▶ _AIM OF THE TASK_: Count the lines below that contain the word "Shape", and report only that number.

▶ _DATASET_:
•••••

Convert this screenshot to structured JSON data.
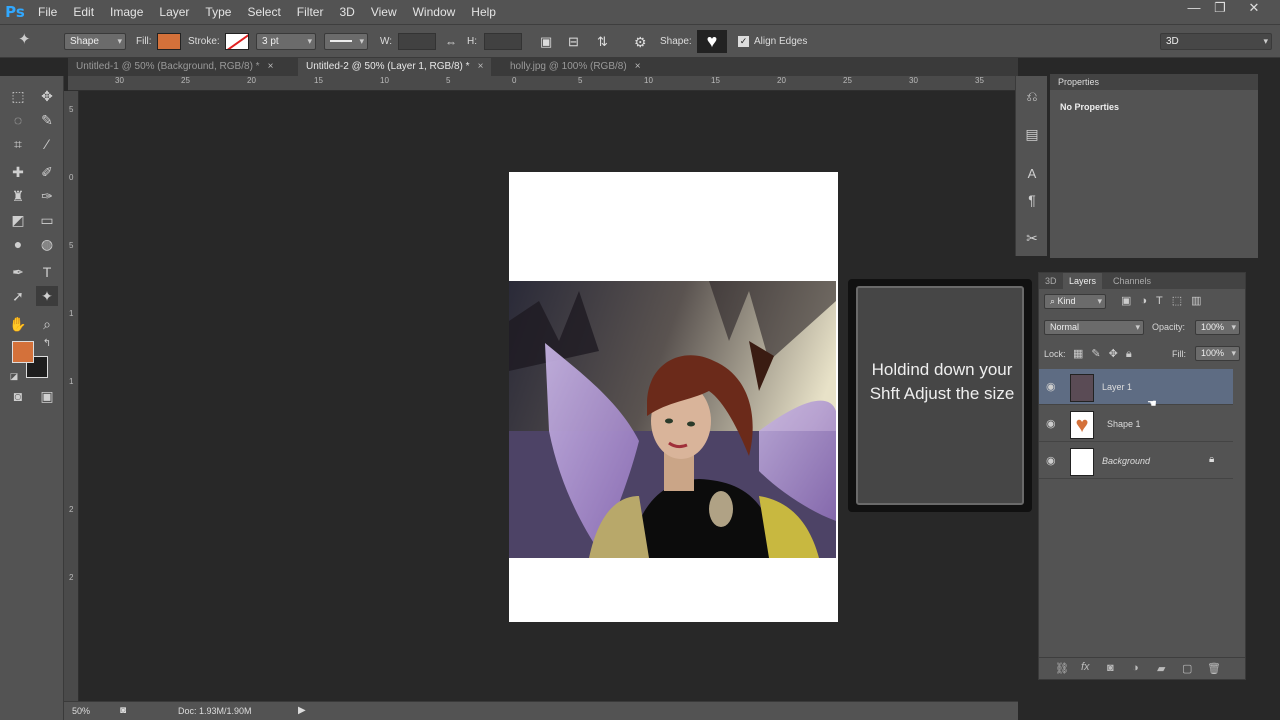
{
  "app": {
    "logo": "Ps"
  },
  "menu": [
    "File",
    "Edit",
    "Image",
    "Layer",
    "Type",
    "Select",
    "Filter",
    "3D",
    "View",
    "Window",
    "Help"
  ],
  "window_controls": {
    "minimize": "—",
    "restore": "❐",
    "close": "✕"
  },
  "options": {
    "tool_mode": "Shape",
    "fill_label": "Fill:",
    "fill_color": "#d4713a",
    "stroke_label": "Stroke:",
    "stroke_width": "3 pt",
    "w_label": "W:",
    "h_label": "H:",
    "shape_label": "Shape:",
    "align_edges": "Align Edges",
    "workspace": "3D"
  },
  "tabs": [
    {
      "label": "Untitled-1 @ 50% (Background, RGB/8) *",
      "close": "×"
    },
    {
      "label": "Untitled-2 @ 50% (Layer 1, RGB/8) *",
      "close": "×"
    },
    {
      "label": "holly.jpg @ 100% (RGB/8)",
      "close": "×"
    }
  ],
  "ruler_top": [
    "30",
    "25",
    "20",
    "15",
    "10",
    "5",
    "0",
    "5",
    "10",
    "15",
    "20",
    "25",
    "30",
    "35"
  ],
  "ruler_left": [
    "5",
    "0",
    "5",
    "1",
    "1",
    "2",
    "2"
  ],
  "colors": {
    "foreground": "#d4713a",
    "background": "#1e1e1e"
  },
  "tooltip": {
    "text": "Holdind down your Shft Adjust the size"
  },
  "status": {
    "zoom": "50%",
    "doc": "Doc: 1.93M/1.90M"
  },
  "properties": {
    "title": "Properties",
    "message": "No Properties"
  },
  "layers_panel": {
    "tabs": [
      "3D",
      "Layers",
      "Channels"
    ],
    "filter": "Kind",
    "blend_mode": "Normal",
    "opacity_label": "Opacity:",
    "opacity": "100%",
    "lock_label": "Lock:",
    "fill_label": "Fill:",
    "fill": "100%",
    "layers": [
      {
        "name": "Layer 1",
        "selected": true
      },
      {
        "name": "Shape 1",
        "selected": false
      },
      {
        "name": "Background",
        "selected": false
      }
    ]
  }
}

•••••

▶ _OUTPUT FOR THIS EXERCISE_: 3